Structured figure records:
■ ■ ■ ■ ■

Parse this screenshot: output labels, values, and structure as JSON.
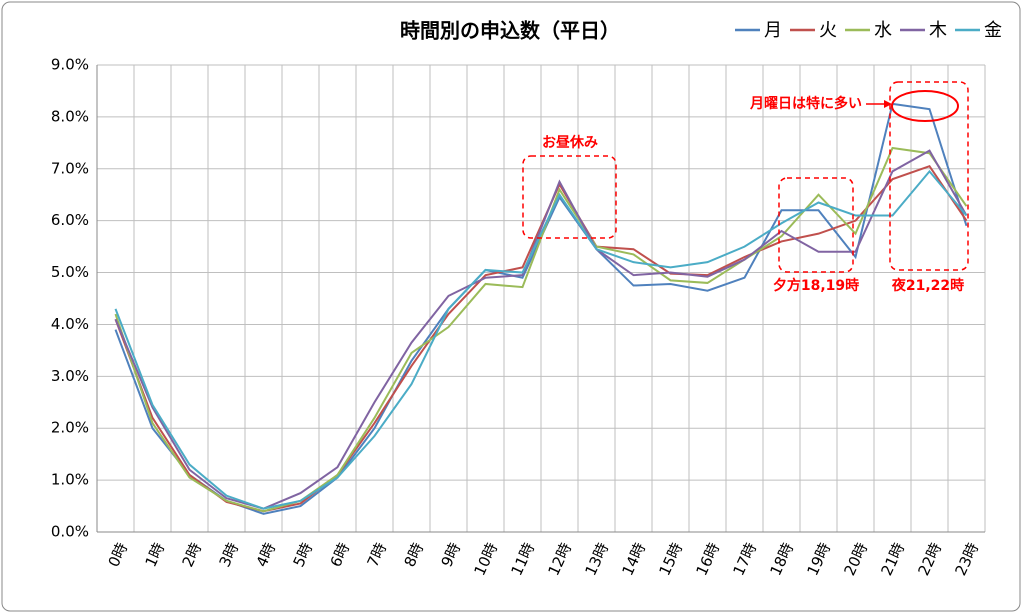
{
  "chart_data": {
    "type": "line",
    "title": "時間別の申込数（平日）",
    "categories": [
      "0時",
      "1時",
      "2時",
      "3時",
      "4時",
      "5時",
      "6時",
      "7時",
      "8時",
      "9時",
      "10時",
      "11時",
      "12時",
      "13時",
      "14時",
      "15時",
      "16時",
      "17時",
      "18時",
      "19時",
      "20時",
      "21時",
      "22時",
      "23時"
    ],
    "series": [
      {
        "name": "月",
        "color": "#4f81bd",
        "values": [
          3.9,
          2.0,
          1.1,
          0.6,
          0.35,
          0.5,
          1.05,
          2.0,
          3.3,
          4.3,
          5.05,
          4.9,
          6.45,
          5.45,
          4.75,
          4.78,
          4.65,
          4.9,
          6.2,
          6.2,
          5.3,
          8.25,
          8.15,
          5.9
        ]
      },
      {
        "name": "火",
        "color": "#c0504d",
        "values": [
          4.1,
          2.2,
          1.1,
          0.58,
          0.4,
          0.55,
          1.1,
          2.1,
          3.2,
          4.2,
          4.95,
          5.1,
          6.7,
          5.5,
          5.45,
          4.98,
          4.95,
          5.3,
          5.6,
          5.75,
          6.0,
          6.8,
          7.05,
          6.0
        ]
      },
      {
        "name": "水",
        "color": "#9bbb59",
        "values": [
          4.2,
          2.1,
          1.05,
          0.6,
          0.4,
          0.6,
          1.1,
          2.2,
          3.45,
          3.95,
          4.78,
          4.72,
          6.6,
          5.5,
          5.35,
          4.85,
          4.8,
          5.25,
          5.7,
          6.5,
          5.75,
          7.4,
          7.3,
          6.28
        ]
      },
      {
        "name": "木",
        "color": "#8064a2",
        "values": [
          4.1,
          2.4,
          1.2,
          0.65,
          0.45,
          0.75,
          1.25,
          2.5,
          3.65,
          4.55,
          4.9,
          4.95,
          6.75,
          5.45,
          4.95,
          5.0,
          4.92,
          5.25,
          5.8,
          5.4,
          5.4,
          6.95,
          7.35,
          6.1
        ]
      },
      {
        "name": "金",
        "color": "#4bacc6",
        "values": [
          4.3,
          2.45,
          1.3,
          0.7,
          0.45,
          0.6,
          1.05,
          1.85,
          2.85,
          4.3,
          5.05,
          5.0,
          6.5,
          5.45,
          5.2,
          5.1,
          5.2,
          5.5,
          5.95,
          6.35,
          6.1,
          6.1,
          6.95,
          6.1
        ]
      }
    ],
    "ylim": [
      0,
      9
    ],
    "yticks": [
      {
        "value": 0,
        "label": "0.0%"
      },
      {
        "value": 1,
        "label": "1.0%"
      },
      {
        "value": 2,
        "label": "2.0%"
      },
      {
        "value": 3,
        "label": "3.0%"
      },
      {
        "value": 4,
        "label": "4.0%"
      },
      {
        "value": 5,
        "label": "5.0%"
      },
      {
        "value": 6,
        "label": "6.0%"
      },
      {
        "value": 7,
        "label": "7.0%"
      },
      {
        "value": 8,
        "label": "8.0%"
      },
      {
        "value": 9,
        "label": "9.0%"
      }
    ],
    "grid": true,
    "legend": "top-right",
    "annotations": [
      "お昼休み",
      "夕方18,19時",
      "夜21,22時",
      "月曜日は特に多い"
    ]
  }
}
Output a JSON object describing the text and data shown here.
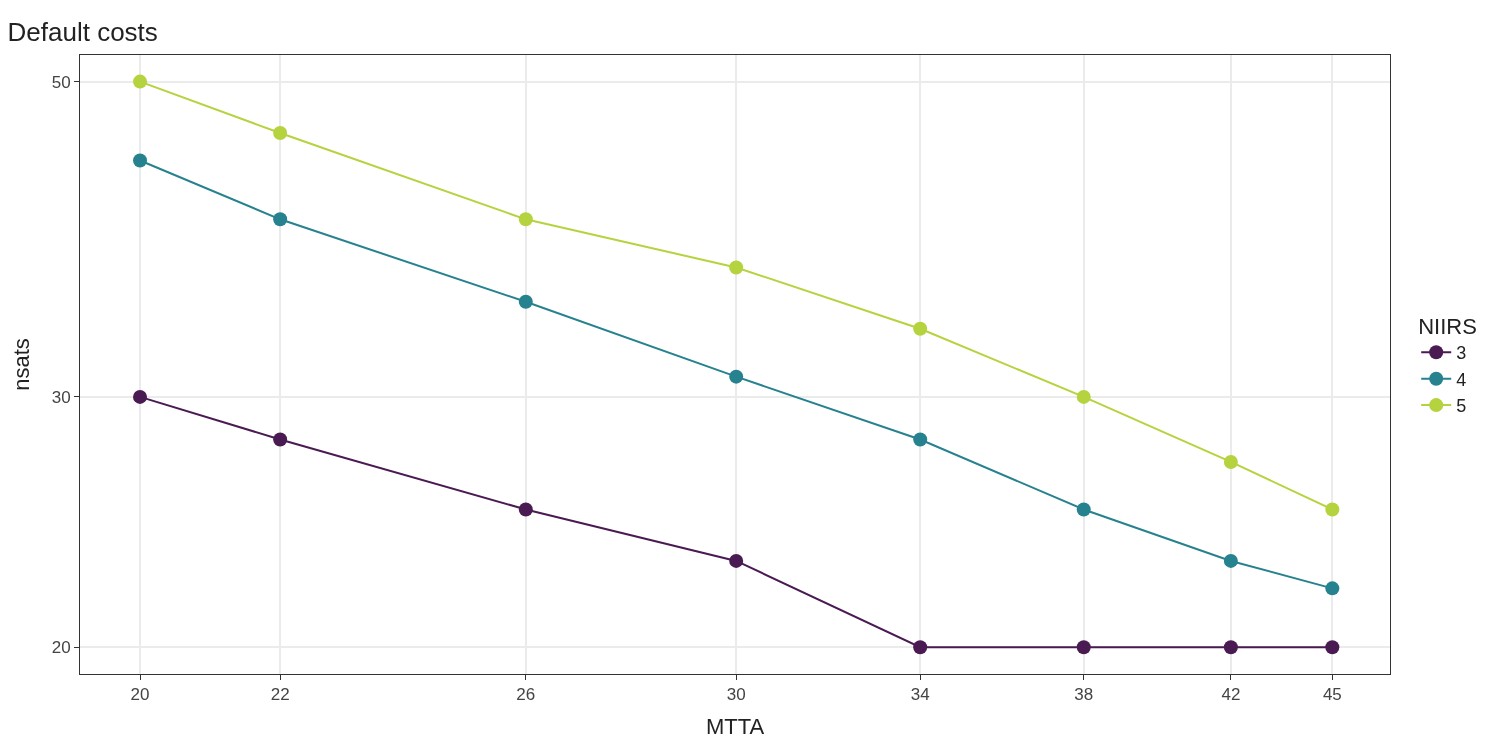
{
  "chart_data": {
    "type": "line",
    "title": "Default costs",
    "xlabel": "MTTA",
    "ylabel": "nsats",
    "legend_title": "NIIRS",
    "x": [
      20,
      22,
      26,
      30,
      34,
      38,
      42,
      45
    ],
    "series": [
      {
        "name": "3",
        "color": "#4a1a52",
        "values": [
          30,
          28,
          25,
          23,
          20,
          20,
          20,
          20
        ]
      },
      {
        "name": "4",
        "color": "#26828e",
        "values": [
          44,
          40,
          35,
          31,
          28,
          25,
          23,
          22
        ]
      },
      {
        "name": "5",
        "color": "#b5d33e",
        "values": [
          50,
          46,
          40,
          37,
          33.5,
          30,
          27,
          25
        ]
      }
    ],
    "log": "xy",
    "xlim": [
      19.2,
      46.8
    ],
    "ylim": [
      19.15,
      52.2
    ],
    "xticks": [
      20,
      22,
      26,
      30,
      34,
      38,
      42,
      45
    ],
    "yticks": [
      20,
      30,
      50
    ],
    "grid": true,
    "legend": "right",
    "marker": "circle",
    "line_style": "solid"
  }
}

■ ■ ■ ■ ■

## PROBLEM DETAILS
Nothing in the entries should change as you copy them, except that the pictures are left out.

## PROBLEM SOLUTION
Parse this screenshot: output labels, values, and structure as JSON.
{
  "chart_data": {
    "type": "line",
    "title": "時間別の申込数（平日）",
    "categories": [
      "0時",
      "1時",
      "2時",
      "3時",
      "4時",
      "5時",
      "6時",
      "7時",
      "8時",
      "9時",
      "10時",
      "11時",
      "12時",
      "13時",
      "14時",
      "15時",
      "16時",
      "17時",
      "18時",
      "19時",
      "20時",
      "21時",
      "22時",
      "23時"
    ],
    "series": [
      {
        "name": "月",
        "color": "#4f81bd",
        "values": [
          3.9,
          2.0,
          1.1,
          0.6,
          0.35,
          0.5,
          1.05,
          2.0,
          3.3,
          4.3,
          5.05,
          4.9,
          6.45,
          5.45,
          4.75,
          4.78,
          4.65,
          4.9,
          6.2,
          6.2,
          5.3,
          8.25,
          8.15,
          5.9
        ]
      },
      {
        "name": "火",
        "color": "#c0504d",
        "values": [
          4.1,
          2.2,
          1.1,
          0.58,
          0.4,
          0.55,
          1.1,
          2.1,
          3.2,
          4.2,
          4.95,
          5.1,
          6.7,
          5.5,
          5.45,
          4.98,
          4.95,
          5.3,
          5.6,
          5.75,
          6.0,
          6.8,
          7.05,
          6.0
        ]
      },
      {
        "name": "水",
        "color": "#9bbb59",
        "values": [
          4.2,
          2.1,
          1.05,
          0.6,
          0.4,
          0.6,
          1.1,
          2.2,
          3.45,
          3.95,
          4.78,
          4.72,
          6.6,
          5.5,
          5.35,
          4.85,
          4.8,
          5.25,
          5.7,
          6.5,
          5.75,
          7.4,
          7.3,
          6.28
        ]
      },
      {
        "name": "木",
        "color": "#8064a2",
        "values": [
          4.1,
          2.4,
          1.2,
          0.65,
          0.45,
          0.75,
          1.25,
          2.5,
          3.65,
          4.55,
          4.9,
          4.95,
          6.75,
          5.45,
          4.95,
          5.0,
          4.92,
          5.25,
          5.8,
          5.4,
          5.4,
          6.95,
          7.35,
          6.1
        ]
      },
      {
        "name": "金",
        "color": "#4bacc6",
        "values": [
          4.3,
          2.45,
          1.3,
          0.7,
          0.45,
          0.6,
          1.05,
          1.85,
          2.85,
          4.3,
          5.05,
          5.0,
          6.5,
          5.45,
          5.2,
          5.1,
          5.2,
          5.5,
          5.95,
          6.35,
          6.1,
          6.1,
          6.95,
          6.1
        ]
      }
    ],
    "ylim": [
      0,
      9
    ],
    "yticks": [
      {
        "value": 0,
        "label": "0.0%"
      },
      {
        "value": 1,
        "label": "1.0%"
      },
      {
        "value": 2,
        "label": "2.0%"
      },
      {
        "value": 3,
        "label": "3.0%"
      },
      {
        "value": 4,
        "label": "4.0%"
      },
      {
        "value": 5,
        "label": "5.0%"
      },
      {
        "value": 6,
        "label": "6.0%"
      },
      {
        "value": 7,
        "label": "7.0%"
      },
      {
        "value": 8,
        "label": "8.0%"
      },
      {
        "value": 9,
        "label": "9.0%"
      }
    ],
    "grid": true,
    "legend": "top-right",
    "annotations": [
      "お昼休み",
      "夕方18,19時",
      "夜21,22時",
      "月曜日は特に多い"
    ]
  }
}
Output a JSON object describing the text and data shown here.
{
  "chart_data": {
    "type": "line",
    "title": "Default costs",
    "xlabel": "MTTA",
    "ylabel": "nsats",
    "legend_title": "NIIRS",
    "x": [
      20,
      22,
      26,
      30,
      34,
      38,
      42,
      45
    ],
    "series": [
      {
        "name": "3",
        "color": "#4a1a52",
        "values": [
          30,
          28,
          25,
          23,
          20,
          20,
          20,
          20
        ]
      },
      {
        "name": "4",
        "color": "#26828e",
        "values": [
          44,
          40,
          35,
          31,
          28,
          25,
          23,
          22
        ]
      },
      {
        "name": "5",
        "color": "#b5d33e",
        "values": [
          50,
          46,
          40,
          37,
          33.5,
          30,
          27,
          25
        ]
      }
    ],
    "log": "xy",
    "xlim": [
      19.2,
      46.8
    ],
    "ylim": [
      19.15,
      52.2
    ],
    "xticks": [
      20,
      22,
      26,
      30,
      34,
      38,
      42,
      45
    ],
    "yticks": [
      20,
      30,
      50
    ],
    "grid": true,
    "legend": "right",
    "marker": "circle",
    "line_style": "solid"
  }
}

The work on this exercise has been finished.